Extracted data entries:
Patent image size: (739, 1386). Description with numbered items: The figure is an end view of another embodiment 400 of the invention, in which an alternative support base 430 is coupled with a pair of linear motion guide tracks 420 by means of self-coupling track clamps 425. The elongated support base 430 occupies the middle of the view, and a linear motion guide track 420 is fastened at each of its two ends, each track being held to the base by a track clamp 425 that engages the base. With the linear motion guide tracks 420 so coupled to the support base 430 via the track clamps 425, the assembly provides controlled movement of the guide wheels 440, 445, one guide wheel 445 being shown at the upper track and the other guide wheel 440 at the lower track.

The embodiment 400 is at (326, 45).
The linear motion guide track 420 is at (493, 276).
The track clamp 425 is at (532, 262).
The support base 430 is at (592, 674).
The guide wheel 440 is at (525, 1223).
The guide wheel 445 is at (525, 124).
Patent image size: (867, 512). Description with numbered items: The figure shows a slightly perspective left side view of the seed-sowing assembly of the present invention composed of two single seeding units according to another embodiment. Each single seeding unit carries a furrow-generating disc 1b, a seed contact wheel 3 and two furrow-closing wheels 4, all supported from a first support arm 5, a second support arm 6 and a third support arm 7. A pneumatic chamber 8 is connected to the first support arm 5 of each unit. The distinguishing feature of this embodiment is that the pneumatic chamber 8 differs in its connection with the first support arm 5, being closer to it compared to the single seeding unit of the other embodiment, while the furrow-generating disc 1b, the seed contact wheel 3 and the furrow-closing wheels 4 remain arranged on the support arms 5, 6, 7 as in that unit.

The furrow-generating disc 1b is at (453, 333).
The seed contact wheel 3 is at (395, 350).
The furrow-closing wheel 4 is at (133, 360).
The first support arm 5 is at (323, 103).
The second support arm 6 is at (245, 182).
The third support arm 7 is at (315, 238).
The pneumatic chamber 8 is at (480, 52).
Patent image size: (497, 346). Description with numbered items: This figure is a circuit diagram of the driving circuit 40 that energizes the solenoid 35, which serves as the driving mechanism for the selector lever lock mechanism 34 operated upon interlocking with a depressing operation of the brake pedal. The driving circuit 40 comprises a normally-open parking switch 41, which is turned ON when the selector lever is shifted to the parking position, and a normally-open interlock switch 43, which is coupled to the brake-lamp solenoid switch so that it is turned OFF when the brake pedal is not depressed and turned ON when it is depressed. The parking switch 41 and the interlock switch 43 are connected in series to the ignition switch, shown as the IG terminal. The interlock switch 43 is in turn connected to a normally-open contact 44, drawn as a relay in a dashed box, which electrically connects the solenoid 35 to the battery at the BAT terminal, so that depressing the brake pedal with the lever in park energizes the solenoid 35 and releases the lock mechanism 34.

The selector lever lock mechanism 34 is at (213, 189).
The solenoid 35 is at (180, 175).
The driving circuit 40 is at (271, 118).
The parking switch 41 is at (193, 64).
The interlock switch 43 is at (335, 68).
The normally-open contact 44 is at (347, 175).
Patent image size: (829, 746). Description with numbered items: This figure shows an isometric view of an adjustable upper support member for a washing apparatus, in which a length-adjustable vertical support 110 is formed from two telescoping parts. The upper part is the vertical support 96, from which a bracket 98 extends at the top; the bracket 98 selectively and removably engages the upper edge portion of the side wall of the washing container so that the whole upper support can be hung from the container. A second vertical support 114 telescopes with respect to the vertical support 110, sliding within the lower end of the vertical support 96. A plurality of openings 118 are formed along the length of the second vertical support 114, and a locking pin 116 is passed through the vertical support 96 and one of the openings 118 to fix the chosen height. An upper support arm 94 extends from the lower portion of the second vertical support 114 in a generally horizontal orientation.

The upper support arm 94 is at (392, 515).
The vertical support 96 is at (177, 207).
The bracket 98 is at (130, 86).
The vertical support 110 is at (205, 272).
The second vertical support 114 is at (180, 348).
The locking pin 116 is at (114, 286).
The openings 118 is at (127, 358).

Work to be completed ▸ Extract every row above that contains the string "normally", copying each one in full.

Written reply ▸
Patent image size: (497, 346). Description with numbered items: This figure is a circuit diagram of the driving circuit 40 that energizes the solenoid 35, which serves as the driving mechanism for the selector lever lock mechanism 34 operated upon interlocking with a depressing operation of the brake pedal. The driving circuit 40 comprises a normally-open parking switch 41, which is turned ON when the selector lever is shifted to the parking position, and a normally-open interlock switch 43, which is coupled to the brake-lamp solenoid switch so that it is turned OFF when the brake pedal is not depressed and turned ON when it is depressed. The parking switch 41 and the interlock switch 43 are connected in series to the ignition switch, shown as the IG terminal. The interlock switch 43 is in turn connected to a normally-open contact 44, drawn as a relay in a dashed box, which electrically connects the solenoid 35 to the battery at the BAT terminal, so that depressing the brake pedal with the lever in park energizes the solenoid 35 and releases the lock mechanism 34.
The normally-open contact 44 is at (347, 175).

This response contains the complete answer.